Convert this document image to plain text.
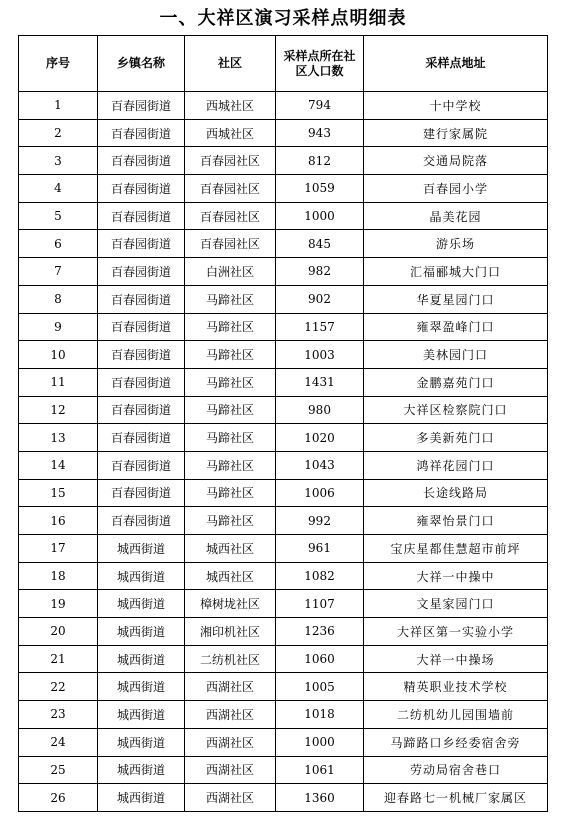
一、大祥区演习采样点明细表
序号	乡镇名称	社区	采样点所在社区人口数	采样点地址
1	百春园街道	西城社区	794	十中学校
2	百春园街道	西城社区	943	建行家属院
3	百春园街道	百春园社区	812	交通局院落
4	百春园街道	百春园社区	1059	百春园小学
5	百春园街道	百春园社区	1000	晶美花园
6	百春园街道	百春园社区	845	游乐场
7	百春园街道	白洲社区	982	汇福郦城大门口
8	百春园街道	马蹄社区	902	华夏星园门口
9	百春园街道	马蹄社区	1157	雍翠盈峰门口
10	百春园街道	马蹄社区	1003	美林园门口
11	百春园街道	马蹄社区	1431	金鹏嘉苑门口
12	百春园街道	马蹄社区	980	大祥区检察院门口
13	百春园街道	马蹄社区	1020	多美新苑门口
14	百春园街道	马蹄社区	1043	鸿祥花园门口
15	百春园街道	马蹄社区	1006	长途线路局
16	百春园街道	马蹄社区	992	雍翠怡景门口
17	城西街道	城西社区	961	宝庆星都佳慧超市前坪
18	城西街道	城西社区	1082	大祥一中操中
19	城西街道	樟树垅社区	1107	文星家园门口
20	城西街道	湘印机社区	1236	大祥区第一实验小学
21	城西街道	二纺机社区	1060	大祥一中操场
22	城西街道	西湖社区	1005	精英职业技术学校
23	城西街道	西湖社区	1018	二纺机幼儿园围墙前
24	城西街道	西湖社区	1000	马蹄路口乡经委宿舍旁
25	城西街道	西湖社区	1061	劳动局宿舍巷口
26	城西街道	西湖社区	1360	迎春路七一机械厂家属区
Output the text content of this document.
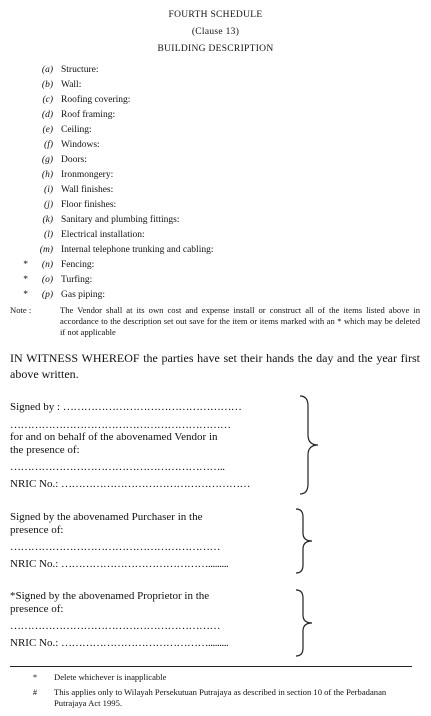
FOURTH SCHEDULE
(Clause 13)
BUILDING DESCRIPTION
(a) Structure:
(b) Wall:
(c) Roofing covering:
(d) Roof framing:
(e) Ceiling:
(f) Windows:
(g) Doors:
(h) Ironmongery:
(i) Wall finishes:
(j) Floor finishes:
(k) Sanitary and plumbing fittings:
(l) Electrical installation:
(m) Internal telephone trunking and cabling:
*	(n) Fencing:
*	(o) Turfing:
*	(p) Gas piping:
Note :	The Vendor shall at its own cost and expense install or construct all of the items listed above in accordance to the description set out save for the item or items marked with an * which may be deleted if not applicable
IN WITNESS WHEREOF the parties have set their hands the day and the year first above written.
Signed by : ……………………………………………
………………………………………………………
for and on behalf of the abovenamed Vendor in
the presence of:
……………………………………………………..
NRIC No.: ………………………………………………
Signed by the abovenamed Purchaser in the
presence of:
……………………………………………………
NRIC No.: …………………………………….........
*Signed by the abovenamed Proprietor in the
presence of:
……………………………………………………
NRIC No.: …………………………………….........
*	Delete whichever is inapplicable
#	This applies only to Wilayah Persekutuan Putrajaya as described in section 10 of the Perbadanan Putrajaya Act 1995.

● ● ● ● ● ● ●

Request
Give the material again exactly as it is, but keep the pictures out.

Expected output
Convert this document image to plain text.
一、大祥区演习采样点明细表
序号	乡镇名称	社区	采样点所在社区人口数	采样点地址
1	百春园街道	西城社区	794	十中学校
2	百春园街道	西城社区	943	建行家属院
3	百春园街道	百春园社区	812	交通局院落
4	百春园街道	百春园社区	1059	百春园小学
5	百春园街道	百春园社区	1000	晶美花园
6	百春园街道	百春园社区	845	游乐场
7	百春园街道	白洲社区	982	汇福郦城大门口
8	百春园街道	马蹄社区	902	华夏星园门口
9	百春园街道	马蹄社区	1157	雍翠盈峰门口
10	百春园街道	马蹄社区	1003	美林园门口
11	百春园街道	马蹄社区	1431	金鹏嘉苑门口
12	百春园街道	马蹄社区	980	大祥区检察院门口
13	百春园街道	马蹄社区	1020	多美新苑门口
14	百春园街道	马蹄社区	1043	鸿祥花园门口
15	百春园街道	马蹄社区	1006	长途线路局
16	百春园街道	马蹄社区	992	雍翠怡景门口
17	城西街道	城西社区	961	宝庆星都佳慧超市前坪
18	城西街道	城西社区	1082	大祥一中操中
19	城西街道	樟树垅社区	1107	文星家园门口
20	城西街道	湘印机社区	1236	大祥区第一实验小学
21	城西街道	二纺机社区	1060	大祥一中操场
22	城西街道	西湖社区	1005	精英职业技术学校
23	城西街道	西湖社区	1018	二纺机幼儿园围墙前
24	城西街道	西湖社区	1000	马蹄路口乡经委宿舍旁
25	城西街道	西湖社区	1061	劳动局宿舍巷口
26	城西街道	西湖社区	1360	迎春路七一机械厂家属区
Output the text content of this document.
FOURTH SCHEDULE
(Clause 13)
BUILDING DESCRIPTION
(a) Structure:
(b) Wall:
(c) Roofing covering:
(d) Roof framing:
(e) Ceiling:
(f) Windows:
(g) Doors:
(h) Ironmongery:
(i) Wall finishes:
(j) Floor finishes:
(k) Sanitary and plumbing fittings:
(l) Electrical installation:
(m) Internal telephone trunking and cabling:
*	(n) Fencing:
*	(o) Turfing:
*	(p) Gas piping:
Note :	The Vendor shall at its own cost and expense install or construct all of the items listed above in accordance to the description set out save for the item or items marked with an * which may be deleted if not applicable
IN WITNESS WHEREOF the parties have set their hands the day and the year first above written.
Signed by : ……………………………………………
………………………………………………………
for and on behalf of the abovenamed Vendor in
the presence of:
……………………………………………………..
NRIC No.: ………………………………………………
Signed by the abovenamed Purchaser in the
presence of:
……………………………………………………
NRIC No.: …………………………………….........
*Signed by the abovenamed Proprietor in the
presence of:
……………………………………………………
NRIC No.: …………………………………….........
*	Delete whichever is inapplicable
#	This applies only to Wilayah Persekutuan Putrajaya as described in section 10 of the Perbadanan Putrajaya Act 1995.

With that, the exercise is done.